───── Gösterilen veriler ─────

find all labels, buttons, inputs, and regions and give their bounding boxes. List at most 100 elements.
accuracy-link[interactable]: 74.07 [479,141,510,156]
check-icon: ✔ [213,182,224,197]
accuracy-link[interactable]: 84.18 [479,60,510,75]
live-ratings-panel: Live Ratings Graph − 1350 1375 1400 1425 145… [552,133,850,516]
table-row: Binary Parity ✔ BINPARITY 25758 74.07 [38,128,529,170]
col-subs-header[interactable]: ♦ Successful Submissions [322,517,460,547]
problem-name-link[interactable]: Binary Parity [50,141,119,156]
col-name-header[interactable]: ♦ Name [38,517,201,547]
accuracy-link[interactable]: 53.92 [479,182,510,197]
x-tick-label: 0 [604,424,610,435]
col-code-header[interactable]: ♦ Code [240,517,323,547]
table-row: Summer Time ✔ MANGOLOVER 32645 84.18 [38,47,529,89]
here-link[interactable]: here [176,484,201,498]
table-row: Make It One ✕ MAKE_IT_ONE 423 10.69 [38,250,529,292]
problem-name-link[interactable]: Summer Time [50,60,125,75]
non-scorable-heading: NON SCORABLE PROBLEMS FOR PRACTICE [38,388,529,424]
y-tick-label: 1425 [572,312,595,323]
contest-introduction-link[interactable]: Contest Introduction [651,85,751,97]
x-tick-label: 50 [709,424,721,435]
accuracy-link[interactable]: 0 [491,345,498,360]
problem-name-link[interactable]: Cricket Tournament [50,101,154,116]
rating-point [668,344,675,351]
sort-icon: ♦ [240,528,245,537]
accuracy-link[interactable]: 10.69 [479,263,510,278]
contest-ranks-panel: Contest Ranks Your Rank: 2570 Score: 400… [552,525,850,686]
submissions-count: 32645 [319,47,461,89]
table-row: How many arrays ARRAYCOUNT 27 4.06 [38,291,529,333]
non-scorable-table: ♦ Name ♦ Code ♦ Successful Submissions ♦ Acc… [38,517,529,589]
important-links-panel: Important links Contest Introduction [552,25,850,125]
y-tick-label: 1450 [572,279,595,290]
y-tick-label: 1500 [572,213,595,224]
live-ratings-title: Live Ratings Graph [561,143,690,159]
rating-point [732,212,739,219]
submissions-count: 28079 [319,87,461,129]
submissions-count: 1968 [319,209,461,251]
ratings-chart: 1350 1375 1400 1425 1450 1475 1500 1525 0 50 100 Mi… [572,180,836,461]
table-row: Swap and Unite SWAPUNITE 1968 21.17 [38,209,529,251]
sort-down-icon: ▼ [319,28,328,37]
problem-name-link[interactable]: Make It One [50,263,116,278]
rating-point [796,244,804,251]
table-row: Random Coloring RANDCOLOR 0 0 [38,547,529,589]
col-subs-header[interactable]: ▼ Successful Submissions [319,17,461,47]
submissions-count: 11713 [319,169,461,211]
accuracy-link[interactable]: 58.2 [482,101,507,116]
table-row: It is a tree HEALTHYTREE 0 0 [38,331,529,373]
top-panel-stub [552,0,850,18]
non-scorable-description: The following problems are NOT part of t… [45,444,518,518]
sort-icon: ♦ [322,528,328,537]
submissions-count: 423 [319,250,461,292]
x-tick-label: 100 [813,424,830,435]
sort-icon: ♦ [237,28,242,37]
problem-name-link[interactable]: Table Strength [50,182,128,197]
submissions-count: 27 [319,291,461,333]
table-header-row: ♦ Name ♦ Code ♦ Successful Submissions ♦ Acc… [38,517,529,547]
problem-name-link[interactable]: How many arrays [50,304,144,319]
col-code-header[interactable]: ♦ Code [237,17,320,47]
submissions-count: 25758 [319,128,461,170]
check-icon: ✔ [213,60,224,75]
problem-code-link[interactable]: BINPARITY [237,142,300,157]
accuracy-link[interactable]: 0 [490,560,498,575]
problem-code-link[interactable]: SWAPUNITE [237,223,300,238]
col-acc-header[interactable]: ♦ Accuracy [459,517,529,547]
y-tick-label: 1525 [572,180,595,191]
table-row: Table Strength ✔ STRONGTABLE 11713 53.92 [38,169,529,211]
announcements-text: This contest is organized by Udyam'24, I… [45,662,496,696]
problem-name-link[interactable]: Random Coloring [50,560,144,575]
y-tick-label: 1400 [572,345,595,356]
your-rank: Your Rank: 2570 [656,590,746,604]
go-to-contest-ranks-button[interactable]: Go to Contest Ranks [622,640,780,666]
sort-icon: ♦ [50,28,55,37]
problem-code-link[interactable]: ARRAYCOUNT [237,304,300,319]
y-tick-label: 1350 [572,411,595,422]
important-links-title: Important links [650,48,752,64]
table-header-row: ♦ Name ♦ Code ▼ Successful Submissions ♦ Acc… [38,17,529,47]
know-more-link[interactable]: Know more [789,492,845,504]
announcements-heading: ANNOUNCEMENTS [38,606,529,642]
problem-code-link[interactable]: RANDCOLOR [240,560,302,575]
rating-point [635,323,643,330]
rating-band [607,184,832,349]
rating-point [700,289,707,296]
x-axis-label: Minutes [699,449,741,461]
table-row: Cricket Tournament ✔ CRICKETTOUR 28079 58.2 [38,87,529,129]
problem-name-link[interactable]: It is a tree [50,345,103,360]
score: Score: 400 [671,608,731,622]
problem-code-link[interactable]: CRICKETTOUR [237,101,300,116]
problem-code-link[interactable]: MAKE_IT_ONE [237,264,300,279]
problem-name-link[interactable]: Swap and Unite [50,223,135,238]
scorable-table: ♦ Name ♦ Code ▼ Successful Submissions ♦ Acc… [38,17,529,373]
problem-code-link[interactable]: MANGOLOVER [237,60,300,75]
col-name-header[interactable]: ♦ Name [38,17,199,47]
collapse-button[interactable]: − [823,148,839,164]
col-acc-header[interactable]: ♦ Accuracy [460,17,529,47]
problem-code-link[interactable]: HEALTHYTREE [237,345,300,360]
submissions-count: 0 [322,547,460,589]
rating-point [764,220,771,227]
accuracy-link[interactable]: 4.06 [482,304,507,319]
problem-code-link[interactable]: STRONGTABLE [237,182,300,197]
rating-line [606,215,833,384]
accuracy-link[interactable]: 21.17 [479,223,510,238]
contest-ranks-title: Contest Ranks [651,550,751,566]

─────

Problem
Listenin ilk satırından başlayıp "accuracy-link[interactable]: 84.18 [479,60,510,75]" ifadesinin geçtiği satırda biten bölümü, iki uçtaki satırlar da dahil olmak üzere hiç değiştirmeden yeniden yazın.

Alıştırmanın cevabı
find all labels, buttons, inputs, and regions and give their bounding boxes. List at most 100 elements.
accuracy-link[interactable]: 74.07 [479,141,510,156]
check-icon: ✔ [213,182,224,197]
accuracy-link[interactable]: 84.18 [479,60,510,75]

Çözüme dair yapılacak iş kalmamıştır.